#### PROBLEM:
Every record below should be transcribed exactly. Omit the images.

Recorded data
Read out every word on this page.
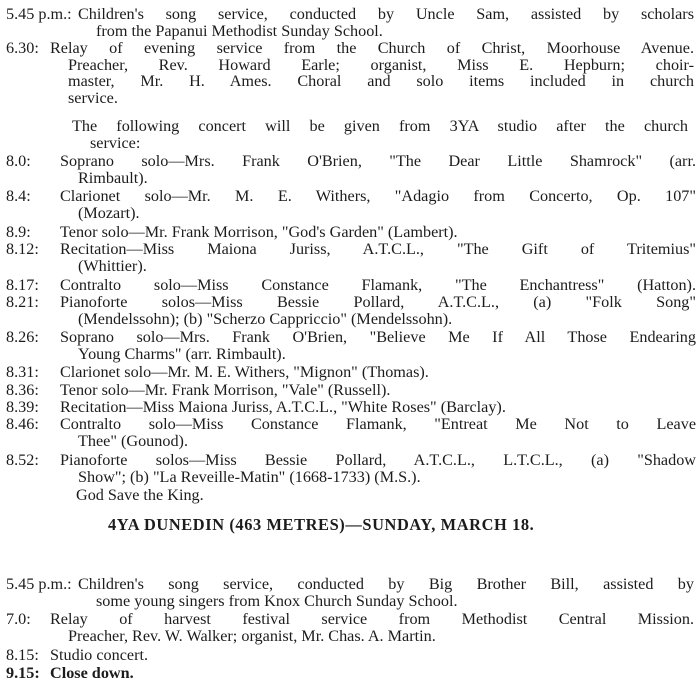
5.45 p.m.: Children's song service, conducted by Uncle Sam, assisted by scholars
from the Papanui Methodist Sunday School.
6.30: Relay of evening service from the Church of Christ, Moorhouse Avenue.
Preacher, Rev. Howard Earle; organist, Miss E. Hepburn; choir-
master, Mr. H. Ames. Choral and solo items included in church
service.
The following concert will be given from 3YA studio after the church
service:
8.0: Soprano solo—Mrs. Frank O'Brien, "The Dear Little Shamrock" (arr.
Rimbault).
8.4: Clarionet solo—Mr. M. E. Withers, "Adagio from Concerto, Op. 107"
(Mozart).
8.9: Tenor solo—Mr. Frank Morrison, "God's Garden" (Lambert).
8.12: Recitation—Miss Maiona Juriss, A.T.C.L., "The Gift of Tritemius"
(Whittier).
8.17: Contralto solo—Miss Constance Flamank, "The Enchantress" (Hatton).
8.21: Pianoforte solos—Miss Bessie Pollard, A.T.C.L., (a) "Folk Song"
(Mendelssohn); (b) "Scherzo Cappriccio" (Mendelssohn).
8.26: Soprano solo—Mrs. Frank O'Brien, "Believe Me If All Those Endearing
Young Charms" (arr. Rimbault).
8.31: Clarionet solo—Mr. M. E. Withers, "Mignon" (Thomas).
8.36: Tenor solo—Mr. Frank Morrison, "Vale" (Russell).
8.39: Recitation—Miss Maiona Juriss, A.T.C.L., "White Roses" (Barclay).
8.46: Contralto solo—Miss Constance Flamank, "Entreat Me Not to Leave
Thee" (Gounod).
8.52: Pianoforte solos—Miss Bessie Pollard, A.T.C.L., L.T.C.L., (a) "Shadow
Show"; (b) "La Reveille-Matin" (1668-1733) (M.S.).
God Save the King.
4YA DUNEDIN (463 METRES)—SUNDAY, MARCH 18.
5.45 p.m.: Children's song service, conducted by Big Brother Bill, assisted by
some young singers from Knox Church Sunday School.
7.0: Relay of harvest festival service from Methodist Central Mission.
Preacher, Rev. W. Walker; organist, Mr. Chas. A. Martin.
8.15: Studio concert.
9.15: Close down.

#### FULL OUTPUT:
Read out every word on this page.
5.45 p.m.: Children's song service, conducted by Uncle Sam, assisted by scholars
from the Papanui Methodist Sunday School.
6.30: Relay of evening service from the Church of Christ, Moorhouse Avenue.
Preacher, Rev. Howard Earle; organist, Miss E. Hepburn; choir-
master, Mr. H. Ames. Choral and solo items included in church
service.
The following concert will be given from 3YA studio after the church
service:
8.0: Soprano solo—Mrs. Frank O'Brien, "The Dear Little Shamrock" (arr.
Rimbault).
8.4: Clarionet solo—Mr. M. E. Withers, "Adagio from Concerto, Op. 107"
(Mozart).
8.9: Tenor solo—Mr. Frank Morrison, "God's Garden" (Lambert).
8.12: Recitation—Miss Maiona Juriss, A.T.C.L., "The Gift of Tritemius"
(Whittier).
8.17: Contralto solo—Miss Constance Flamank, "The Enchantress" (Hatton).
8.21: Pianoforte solos—Miss Bessie Pollard, A.T.C.L., (a) "Folk Song"
(Mendelssohn); (b) "Scherzo Cappriccio" (Mendelssohn).
8.26: Soprano solo—Mrs. Frank O'Brien, "Believe Me If All Those Endearing
Young Charms" (arr. Rimbault).
8.31: Clarionet solo—Mr. M. E. Withers, "Mignon" (Thomas).
8.36: Tenor solo—Mr. Frank Morrison, "Vale" (Russell).
8.39: Recitation—Miss Maiona Juriss, A.T.C.L., "White Roses" (Barclay).
8.46: Contralto solo—Miss Constance Flamank, "Entreat Me Not to Leave
Thee" (Gounod).
8.52: Pianoforte solos—Miss Bessie Pollard, A.T.C.L., L.T.C.L., (a) "Shadow
Show"; (b) "La Reveille-Matin" (1668-1733) (M.S.).
God Save the King.
4YA DUNEDIN (463 METRES)—SUNDAY, MARCH 18.
5.45 p.m.: Children's song service, conducted by Big Brother Bill, assisted by
some young singers from Knox Church Sunday School.
7.0: Relay of harvest festival service from Methodist Central Mission.
Preacher, Rev. W. Walker; organist, Mr. Chas. A. Martin.
8.15: Studio concert.
9.15: Close down.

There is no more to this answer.